### EXTRACTED MATERIAL

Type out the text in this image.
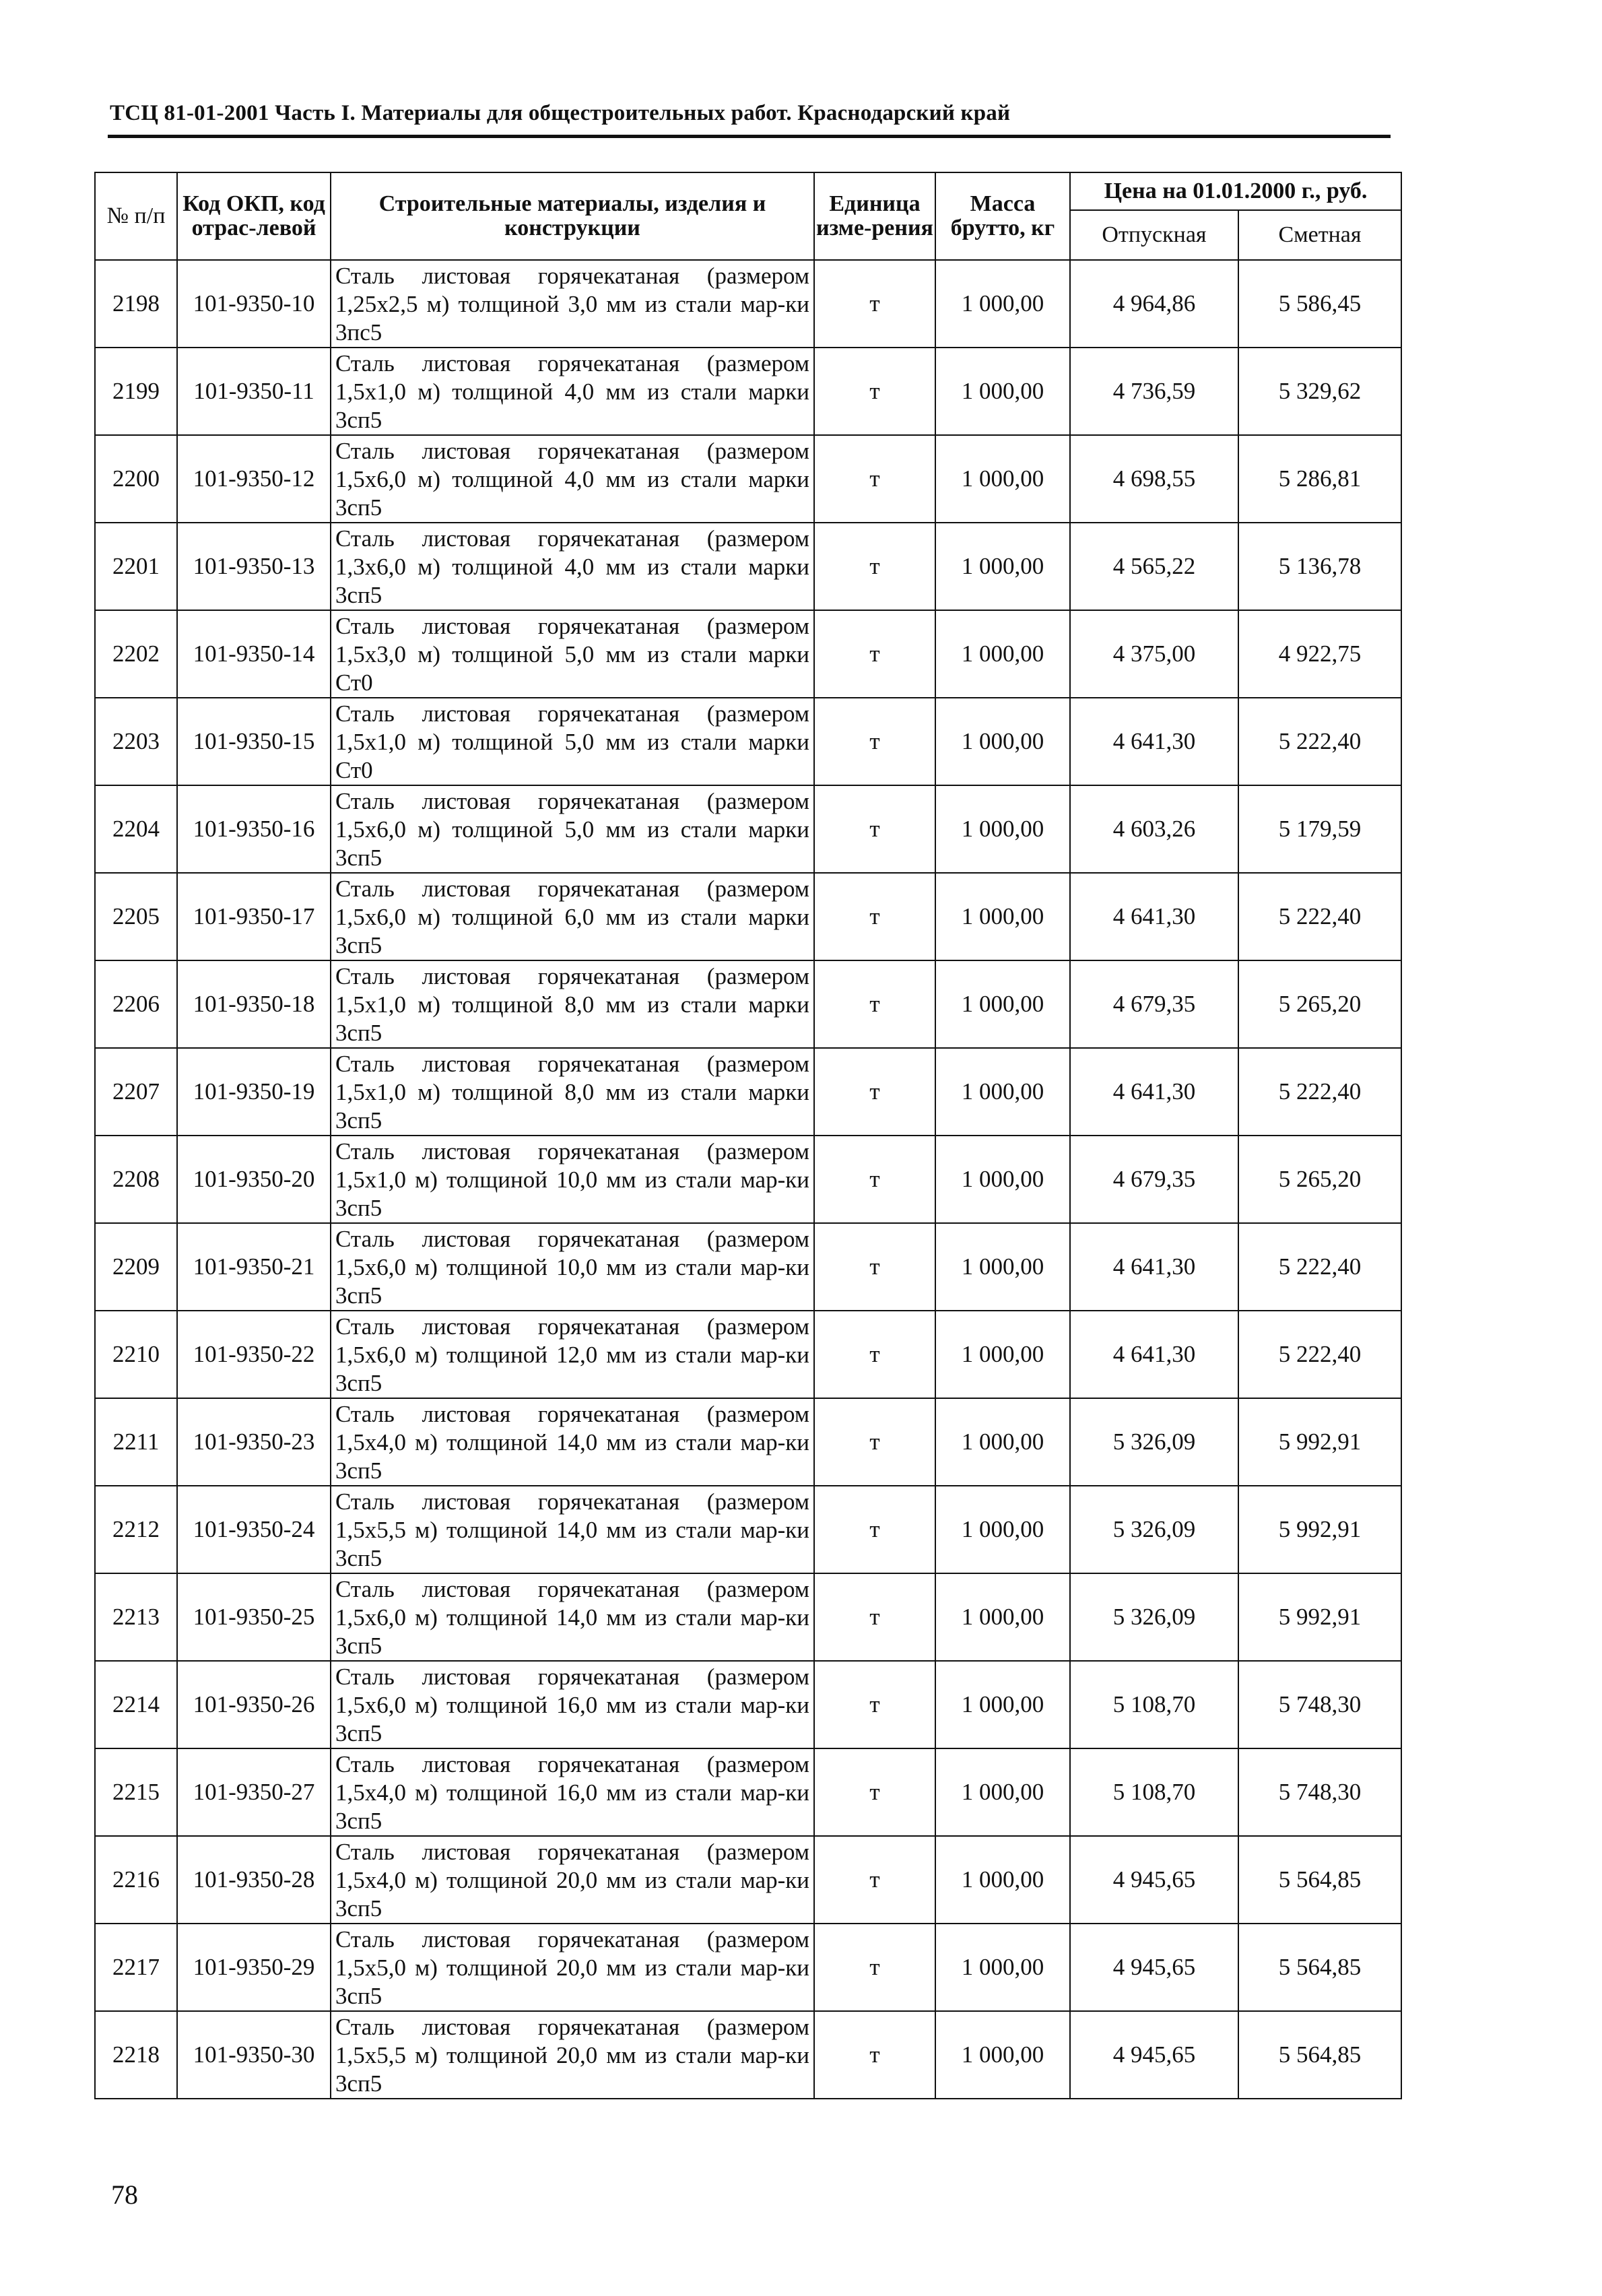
ТСЦ 81-01-2001 Часть I. Материалы для общестроительных работ. Краснодарский край
№ п/п	Код ОКП, код отрас-левой	Строительные материалы, изделия и конструкции	Единица изме-рения	Масса брутто, кг	Цена на 01.01.2000 г., руб.	
					Отпускная	Сметная
2198	101-9350-10	Сталь листовая горячекатаная (размером 1,25х2,5 м) толщиной 3,0 мм из стали мар-ки 3пс5	т	1 000,00	4 964,86	5 586,45
2199	101-9350-11	Сталь листовая горячекатаная (размером 1,5х1,0 м) толщиной 4,0 мм из стали марки 3сп5	т	1 000,00	4 736,59	5 329,62
2200	101-9350-12	Сталь листовая горячекатаная (размером 1,5х6,0 м) толщиной 4,0 мм из стали марки 3сп5	т	1 000,00	4 698,55	5 286,81
2201	101-9350-13	Сталь листовая горячекатаная (размером 1,3х6,0 м) толщиной 4,0 мм из стали марки 3сп5	т	1 000,00	4 565,22	5 136,78
2202	101-9350-14	Сталь листовая горячекатаная (размером 1,5х3,0 м) толщиной 5,0 мм из стали марки Ст0	т	1 000,00	4 375,00	4 922,75
2203	101-9350-15	Сталь листовая горячекатаная (размером 1,5х1,0 м) толщиной 5,0 мм из стали марки Ст0	т	1 000,00	4 641,30	5 222,40
2204	101-9350-16	Сталь листовая горячекатаная (размером 1,5х6,0 м) толщиной 5,0 мм из стали марки 3сп5	т	1 000,00	4 603,26	5 179,59
2205	101-9350-17	Сталь листовая горячекатаная (размером 1,5х6,0 м) толщиной 6,0 мм из стали марки 3сп5	т	1 000,00	4 641,30	5 222,40
2206	101-9350-18	Сталь листовая горячекатаная (размером 1,5х1,0 м) толщиной 8,0 мм из стали марки 3сп5	т	1 000,00	4 679,35	5 265,20
2207	101-9350-19	Сталь листовая горячекатаная (размером 1,5х1,0 м) толщиной 8,0 мм из стали марки 3сп5	т	1 000,00	4 641,30	5 222,40
2208	101-9350-20	Сталь листовая горячекатаная (размером 1,5х1,0 м) толщиной 10,0 мм из стали мар-ки 3сп5	т	1 000,00	4 679,35	5 265,20
2209	101-9350-21	Сталь листовая горячекатаная (размером 1,5х6,0 м) толщиной 10,0 мм из стали мар-ки 3сп5	т	1 000,00	4 641,30	5 222,40
2210	101-9350-22	Сталь листовая горячекатаная (размером 1,5х6,0 м) толщиной 12,0 мм из стали мар-ки 3сп5	т	1 000,00	4 641,30	5 222,40
2211	101-9350-23	Сталь листовая горячекатаная (размером 1,5х4,0 м) толщиной 14,0 мм из стали мар-ки 3сп5	т	1 000,00	5 326,09	5 992,91
2212	101-9350-24	Сталь листовая горячекатаная (размером 1,5х5,5 м) толщиной 14,0 мм из стали мар-ки 3сп5	т	1 000,00	5 326,09	5 992,91
2213	101-9350-25	Сталь листовая горячекатаная (размером 1,5х6,0 м) толщиной 14,0 мм из стали мар-ки 3сп5	т	1 000,00	5 326,09	5 992,91
2214	101-9350-26	Сталь листовая горячекатаная (размером 1,5х6,0 м) толщиной 16,0 мм из стали мар-ки 3сп5	т	1 000,00	5 108,70	5 748,30
2215	101-9350-27	Сталь листовая горячекатаная (размером 1,5х4,0 м) толщиной 16,0 мм из стали мар-ки 3сп5	т	1 000,00	5 108,70	5 748,30
2216	101-9350-28	Сталь листовая горячекатаная (размером 1,5х4,0 м) толщиной 20,0 мм из стали мар-ки 3сп5	т	1 000,00	4 945,65	5 564,85
2217	101-9350-29	Сталь листовая горячекатаная (размером 1,5х5,0 м) толщиной 20,0 мм из стали мар-ки 3сп5	т	1 000,00	4 945,65	5 564,85
2218	101-9350-30	Сталь листовая горячекатаная (размером 1,5х5,5 м) толщиной 20,0 мм из стали мар-ки 3сп5	т	1 000,00	4 945,65	5 564,85
78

### GIVEN PROBLEM
Quote the records above in full, dropping each picture.

### SOLVED PROBLEM
Type out the text in this image.
ТСЦ 81-01-2001 Часть I. Материалы для общестроительных работ. Краснодарский край
№ п/п	Код ОКП, код отрас-левой	Строительные материалы, изделия и конструкции	Единица изме-рения	Масса брутто, кг	Цена на 01.01.2000 г., руб.	
					Отпускная	Сметная
2198	101-9350-10	Сталь листовая горячекатаная (размером 1,25х2,5 м) толщиной 3,0 мм из стали мар-ки 3пс5	т	1 000,00	4 964,86	5 586,45
2199	101-9350-11	Сталь листовая горячекатаная (размером 1,5х1,0 м) толщиной 4,0 мм из стали марки 3сп5	т	1 000,00	4 736,59	5 329,62
2200	101-9350-12	Сталь листовая горячекатаная (размером 1,5х6,0 м) толщиной 4,0 мм из стали марки 3сп5	т	1 000,00	4 698,55	5 286,81
2201	101-9350-13	Сталь листовая горячекатаная (размером 1,3х6,0 м) толщиной 4,0 мм из стали марки 3сп5	т	1 000,00	4 565,22	5 136,78
2202	101-9350-14	Сталь листовая горячекатаная (размером 1,5х3,0 м) толщиной 5,0 мм из стали марки Ст0	т	1 000,00	4 375,00	4 922,75
2203	101-9350-15	Сталь листовая горячекатаная (размером 1,5х1,0 м) толщиной 5,0 мм из стали марки Ст0	т	1 000,00	4 641,30	5 222,40
2204	101-9350-16	Сталь листовая горячекатаная (размером 1,5х6,0 м) толщиной 5,0 мм из стали марки 3сп5	т	1 000,00	4 603,26	5 179,59
2205	101-9350-17	Сталь листовая горячекатаная (размером 1,5х6,0 м) толщиной 6,0 мм из стали марки 3сп5	т	1 000,00	4 641,30	5 222,40
2206	101-9350-18	Сталь листовая горячекатаная (размером 1,5х1,0 м) толщиной 8,0 мм из стали марки 3сп5	т	1 000,00	4 679,35	5 265,20
2207	101-9350-19	Сталь листовая горячекатаная (размером 1,5х1,0 м) толщиной 8,0 мм из стали марки 3сп5	т	1 000,00	4 641,30	5 222,40
2208	101-9350-20	Сталь листовая горячекатаная (размером 1,5х1,0 м) толщиной 10,0 мм из стали мар-ки 3сп5	т	1 000,00	4 679,35	5 265,20
2209	101-9350-21	Сталь листовая горячекатаная (размером 1,5х6,0 м) толщиной 10,0 мм из стали мар-ки 3сп5	т	1 000,00	4 641,30	5 222,40
2210	101-9350-22	Сталь листовая горячекатаная (размером 1,5х6,0 м) толщиной 12,0 мм из стали мар-ки 3сп5	т	1 000,00	4 641,30	5 222,40
2211	101-9350-23	Сталь листовая горячекатаная (размером 1,5х4,0 м) толщиной 14,0 мм из стали мар-ки 3сп5	т	1 000,00	5 326,09	5 992,91
2212	101-9350-24	Сталь листовая горячекатаная (размером 1,5х5,5 м) толщиной 14,0 мм из стали мар-ки 3сп5	т	1 000,00	5 326,09	5 992,91
2213	101-9350-25	Сталь листовая горячекатаная (размером 1,5х6,0 м) толщиной 14,0 мм из стали мар-ки 3сп5	т	1 000,00	5 326,09	5 992,91
2214	101-9350-26	Сталь листовая горячекатаная (размером 1,5х6,0 м) толщиной 16,0 мм из стали мар-ки 3сп5	т	1 000,00	5 108,70	5 748,30
2215	101-9350-27	Сталь листовая горячекатаная (размером 1,5х4,0 м) толщиной 16,0 мм из стали мар-ки 3сп5	т	1 000,00	5 108,70	5 748,30
2216	101-9350-28	Сталь листовая горячекатаная (размером 1,5х4,0 м) толщиной 20,0 мм из стали мар-ки 3сп5	т	1 000,00	4 945,65	5 564,85
2217	101-9350-29	Сталь листовая горячекатаная (размером 1,5х5,0 м) толщиной 20,0 мм из стали мар-ки 3сп5	т	1 000,00	4 945,65	5 564,85
2218	101-9350-30	Сталь листовая горячекатаная (размером 1,5х5,5 м) толщиной 20,0 мм из стали мар-ки 3сп5	т	1 000,00	4 945,65	5 564,85
78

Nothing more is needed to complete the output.